▶ [Your task]:
Return each line containing "mwcats".

*****

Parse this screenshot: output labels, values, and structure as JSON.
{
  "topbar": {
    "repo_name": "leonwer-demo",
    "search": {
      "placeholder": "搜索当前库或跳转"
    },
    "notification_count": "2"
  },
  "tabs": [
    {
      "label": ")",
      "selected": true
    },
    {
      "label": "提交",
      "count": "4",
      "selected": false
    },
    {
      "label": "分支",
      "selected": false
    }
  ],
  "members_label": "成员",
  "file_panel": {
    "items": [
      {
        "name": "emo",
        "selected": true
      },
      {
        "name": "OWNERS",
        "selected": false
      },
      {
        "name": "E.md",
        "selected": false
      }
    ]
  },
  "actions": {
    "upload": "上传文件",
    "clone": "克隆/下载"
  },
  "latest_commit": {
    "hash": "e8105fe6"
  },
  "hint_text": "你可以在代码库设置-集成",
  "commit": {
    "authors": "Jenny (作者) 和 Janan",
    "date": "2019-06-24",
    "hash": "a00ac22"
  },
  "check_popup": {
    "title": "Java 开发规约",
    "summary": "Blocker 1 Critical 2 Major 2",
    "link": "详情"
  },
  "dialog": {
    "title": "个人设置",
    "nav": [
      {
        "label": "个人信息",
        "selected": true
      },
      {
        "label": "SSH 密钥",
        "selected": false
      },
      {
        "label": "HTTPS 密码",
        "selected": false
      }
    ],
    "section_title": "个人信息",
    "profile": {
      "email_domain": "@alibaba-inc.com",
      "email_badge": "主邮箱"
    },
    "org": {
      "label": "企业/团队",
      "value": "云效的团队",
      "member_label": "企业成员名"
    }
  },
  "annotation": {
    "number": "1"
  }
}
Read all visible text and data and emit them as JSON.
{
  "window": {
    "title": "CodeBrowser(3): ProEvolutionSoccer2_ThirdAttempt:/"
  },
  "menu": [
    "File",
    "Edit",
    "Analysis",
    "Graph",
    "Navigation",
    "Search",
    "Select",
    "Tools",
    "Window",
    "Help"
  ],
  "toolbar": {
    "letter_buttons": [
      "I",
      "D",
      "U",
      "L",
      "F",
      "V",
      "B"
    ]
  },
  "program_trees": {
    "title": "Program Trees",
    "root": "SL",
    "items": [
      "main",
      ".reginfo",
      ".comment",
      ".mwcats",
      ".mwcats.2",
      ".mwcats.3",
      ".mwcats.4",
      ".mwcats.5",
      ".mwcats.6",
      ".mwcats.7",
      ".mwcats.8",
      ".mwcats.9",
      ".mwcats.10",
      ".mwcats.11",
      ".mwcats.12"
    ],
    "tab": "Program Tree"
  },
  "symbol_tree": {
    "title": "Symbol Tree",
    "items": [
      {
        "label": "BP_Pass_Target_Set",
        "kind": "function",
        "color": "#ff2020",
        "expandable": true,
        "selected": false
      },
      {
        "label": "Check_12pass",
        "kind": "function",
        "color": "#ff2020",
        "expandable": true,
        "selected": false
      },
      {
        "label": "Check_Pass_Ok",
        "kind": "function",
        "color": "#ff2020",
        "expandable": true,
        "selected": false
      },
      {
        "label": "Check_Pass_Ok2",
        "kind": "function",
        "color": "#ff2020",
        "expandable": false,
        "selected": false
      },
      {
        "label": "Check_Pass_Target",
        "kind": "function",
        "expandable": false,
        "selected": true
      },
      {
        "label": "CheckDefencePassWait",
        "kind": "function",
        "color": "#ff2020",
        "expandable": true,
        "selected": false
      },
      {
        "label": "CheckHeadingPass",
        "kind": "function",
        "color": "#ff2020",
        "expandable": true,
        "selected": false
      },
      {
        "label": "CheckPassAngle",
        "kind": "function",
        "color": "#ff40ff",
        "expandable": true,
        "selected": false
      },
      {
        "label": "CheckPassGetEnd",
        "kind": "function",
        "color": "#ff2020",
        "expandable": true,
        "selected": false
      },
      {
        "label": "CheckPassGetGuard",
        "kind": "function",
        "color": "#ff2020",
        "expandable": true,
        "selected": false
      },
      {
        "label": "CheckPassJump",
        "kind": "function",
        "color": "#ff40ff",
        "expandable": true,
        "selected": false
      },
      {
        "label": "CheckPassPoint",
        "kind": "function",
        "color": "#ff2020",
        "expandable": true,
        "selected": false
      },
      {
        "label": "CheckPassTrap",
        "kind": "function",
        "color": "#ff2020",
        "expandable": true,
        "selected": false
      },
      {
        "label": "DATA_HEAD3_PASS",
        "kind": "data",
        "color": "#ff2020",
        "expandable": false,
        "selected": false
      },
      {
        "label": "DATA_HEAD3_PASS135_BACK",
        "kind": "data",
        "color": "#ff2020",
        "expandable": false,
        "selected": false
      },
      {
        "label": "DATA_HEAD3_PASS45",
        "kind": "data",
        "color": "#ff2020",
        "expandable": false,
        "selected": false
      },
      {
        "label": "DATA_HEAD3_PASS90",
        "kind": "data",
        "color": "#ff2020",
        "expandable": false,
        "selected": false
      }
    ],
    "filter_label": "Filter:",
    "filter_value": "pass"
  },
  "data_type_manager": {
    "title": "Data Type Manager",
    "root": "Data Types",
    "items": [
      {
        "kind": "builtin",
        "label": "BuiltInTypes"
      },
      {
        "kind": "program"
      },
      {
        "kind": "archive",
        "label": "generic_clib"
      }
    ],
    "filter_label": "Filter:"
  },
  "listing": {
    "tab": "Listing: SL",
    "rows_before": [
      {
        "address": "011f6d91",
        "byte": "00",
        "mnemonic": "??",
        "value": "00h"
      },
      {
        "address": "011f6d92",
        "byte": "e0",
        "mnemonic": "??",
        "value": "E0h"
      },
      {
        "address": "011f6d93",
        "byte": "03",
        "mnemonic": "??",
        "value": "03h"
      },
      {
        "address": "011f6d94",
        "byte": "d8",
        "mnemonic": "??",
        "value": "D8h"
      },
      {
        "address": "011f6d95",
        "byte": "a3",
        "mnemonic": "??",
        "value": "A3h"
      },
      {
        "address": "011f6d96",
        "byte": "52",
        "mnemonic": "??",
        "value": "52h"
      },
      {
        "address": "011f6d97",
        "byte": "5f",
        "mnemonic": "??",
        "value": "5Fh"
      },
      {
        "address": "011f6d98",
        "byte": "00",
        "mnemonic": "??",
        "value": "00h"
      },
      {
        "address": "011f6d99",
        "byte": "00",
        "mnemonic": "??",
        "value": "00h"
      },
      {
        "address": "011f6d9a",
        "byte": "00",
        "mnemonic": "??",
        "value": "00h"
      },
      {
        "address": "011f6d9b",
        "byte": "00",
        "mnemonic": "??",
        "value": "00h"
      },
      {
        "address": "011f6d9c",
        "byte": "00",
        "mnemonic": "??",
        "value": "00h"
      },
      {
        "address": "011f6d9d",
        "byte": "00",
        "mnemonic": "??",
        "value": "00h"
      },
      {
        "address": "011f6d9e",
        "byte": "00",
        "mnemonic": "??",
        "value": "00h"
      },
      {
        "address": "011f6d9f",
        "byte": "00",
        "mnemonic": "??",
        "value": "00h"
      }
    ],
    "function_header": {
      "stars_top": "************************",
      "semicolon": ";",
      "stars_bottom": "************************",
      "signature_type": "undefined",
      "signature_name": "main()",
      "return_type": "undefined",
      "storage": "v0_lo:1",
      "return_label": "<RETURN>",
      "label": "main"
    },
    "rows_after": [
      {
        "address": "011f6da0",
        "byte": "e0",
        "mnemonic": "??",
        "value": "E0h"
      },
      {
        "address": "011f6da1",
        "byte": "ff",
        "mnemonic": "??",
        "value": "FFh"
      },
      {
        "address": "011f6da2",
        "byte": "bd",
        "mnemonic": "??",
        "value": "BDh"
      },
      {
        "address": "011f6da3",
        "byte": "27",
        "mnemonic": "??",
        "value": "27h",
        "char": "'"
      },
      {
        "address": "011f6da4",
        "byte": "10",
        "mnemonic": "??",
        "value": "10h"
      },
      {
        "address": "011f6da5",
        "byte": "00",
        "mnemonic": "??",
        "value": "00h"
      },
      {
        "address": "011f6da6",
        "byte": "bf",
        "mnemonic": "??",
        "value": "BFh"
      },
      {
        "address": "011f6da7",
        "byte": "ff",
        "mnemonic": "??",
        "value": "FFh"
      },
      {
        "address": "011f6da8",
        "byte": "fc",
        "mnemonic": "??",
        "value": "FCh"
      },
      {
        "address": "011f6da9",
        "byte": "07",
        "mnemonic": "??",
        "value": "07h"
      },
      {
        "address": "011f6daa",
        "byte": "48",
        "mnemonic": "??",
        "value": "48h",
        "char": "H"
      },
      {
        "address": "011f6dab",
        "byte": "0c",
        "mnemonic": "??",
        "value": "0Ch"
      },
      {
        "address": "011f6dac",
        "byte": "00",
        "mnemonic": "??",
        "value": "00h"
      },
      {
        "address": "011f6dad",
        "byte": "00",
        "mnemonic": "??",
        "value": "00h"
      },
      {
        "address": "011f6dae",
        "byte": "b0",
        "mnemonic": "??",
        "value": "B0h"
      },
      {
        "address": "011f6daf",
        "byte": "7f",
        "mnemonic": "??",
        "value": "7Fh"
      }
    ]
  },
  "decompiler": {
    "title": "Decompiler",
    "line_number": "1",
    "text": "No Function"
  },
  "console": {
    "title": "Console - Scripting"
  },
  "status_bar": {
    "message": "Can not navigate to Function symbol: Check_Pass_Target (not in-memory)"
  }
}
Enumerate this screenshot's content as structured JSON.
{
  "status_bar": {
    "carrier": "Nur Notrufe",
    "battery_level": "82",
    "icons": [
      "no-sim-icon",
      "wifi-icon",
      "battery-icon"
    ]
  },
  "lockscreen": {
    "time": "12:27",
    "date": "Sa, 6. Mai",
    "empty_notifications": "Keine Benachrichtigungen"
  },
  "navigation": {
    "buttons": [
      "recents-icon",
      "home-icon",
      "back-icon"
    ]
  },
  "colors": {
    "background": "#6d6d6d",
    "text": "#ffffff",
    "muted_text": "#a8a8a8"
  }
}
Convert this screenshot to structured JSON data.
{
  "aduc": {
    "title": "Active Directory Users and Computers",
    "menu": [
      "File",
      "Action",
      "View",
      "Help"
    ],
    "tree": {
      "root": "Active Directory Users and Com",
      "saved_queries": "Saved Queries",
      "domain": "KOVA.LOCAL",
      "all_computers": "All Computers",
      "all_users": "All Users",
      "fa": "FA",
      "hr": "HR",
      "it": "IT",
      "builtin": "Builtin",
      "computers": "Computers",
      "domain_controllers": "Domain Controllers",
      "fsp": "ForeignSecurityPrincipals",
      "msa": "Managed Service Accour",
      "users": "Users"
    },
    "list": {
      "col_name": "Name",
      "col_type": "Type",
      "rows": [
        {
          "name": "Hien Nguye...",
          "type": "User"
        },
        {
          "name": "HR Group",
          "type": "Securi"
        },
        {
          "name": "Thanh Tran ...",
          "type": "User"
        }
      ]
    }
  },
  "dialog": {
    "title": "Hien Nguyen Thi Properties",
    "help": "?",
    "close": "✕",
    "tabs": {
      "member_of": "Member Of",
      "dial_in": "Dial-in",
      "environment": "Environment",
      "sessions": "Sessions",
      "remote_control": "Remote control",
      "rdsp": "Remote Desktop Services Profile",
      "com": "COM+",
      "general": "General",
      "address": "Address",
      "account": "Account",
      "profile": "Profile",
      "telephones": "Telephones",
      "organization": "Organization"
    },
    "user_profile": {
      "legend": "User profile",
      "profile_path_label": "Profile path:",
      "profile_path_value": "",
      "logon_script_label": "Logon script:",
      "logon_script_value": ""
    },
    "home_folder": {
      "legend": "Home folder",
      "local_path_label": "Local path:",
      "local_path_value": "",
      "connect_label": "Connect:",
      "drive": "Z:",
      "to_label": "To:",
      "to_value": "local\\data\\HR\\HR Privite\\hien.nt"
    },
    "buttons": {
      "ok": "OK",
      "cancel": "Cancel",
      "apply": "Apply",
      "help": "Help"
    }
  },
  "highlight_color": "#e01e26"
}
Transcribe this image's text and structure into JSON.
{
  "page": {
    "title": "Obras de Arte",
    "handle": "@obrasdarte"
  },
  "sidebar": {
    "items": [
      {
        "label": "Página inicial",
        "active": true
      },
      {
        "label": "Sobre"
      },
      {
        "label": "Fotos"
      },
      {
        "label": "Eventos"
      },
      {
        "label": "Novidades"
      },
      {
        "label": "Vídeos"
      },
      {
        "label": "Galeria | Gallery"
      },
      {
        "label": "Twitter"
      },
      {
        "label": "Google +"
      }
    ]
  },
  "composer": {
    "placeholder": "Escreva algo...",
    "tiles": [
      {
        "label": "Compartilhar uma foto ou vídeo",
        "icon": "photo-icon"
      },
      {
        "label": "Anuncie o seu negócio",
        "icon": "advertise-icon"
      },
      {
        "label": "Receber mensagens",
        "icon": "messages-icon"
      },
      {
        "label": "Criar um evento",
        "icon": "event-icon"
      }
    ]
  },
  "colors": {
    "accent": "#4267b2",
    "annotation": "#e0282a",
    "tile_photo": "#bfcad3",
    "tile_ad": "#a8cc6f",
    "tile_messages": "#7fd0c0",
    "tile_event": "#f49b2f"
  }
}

*****

▶ [The completed task]:
      ".mwcats",
      ".mwcats.2",
      ".mwcats.3",
      ".mwcats.4",
      ".mwcats.5",
      ".mwcats.6",
      ".mwcats.7",
      ".mwcats.8",
      ".mwcats.9",
      ".mwcats.10",
      ".mwcats.11",
      ".mwcats.12"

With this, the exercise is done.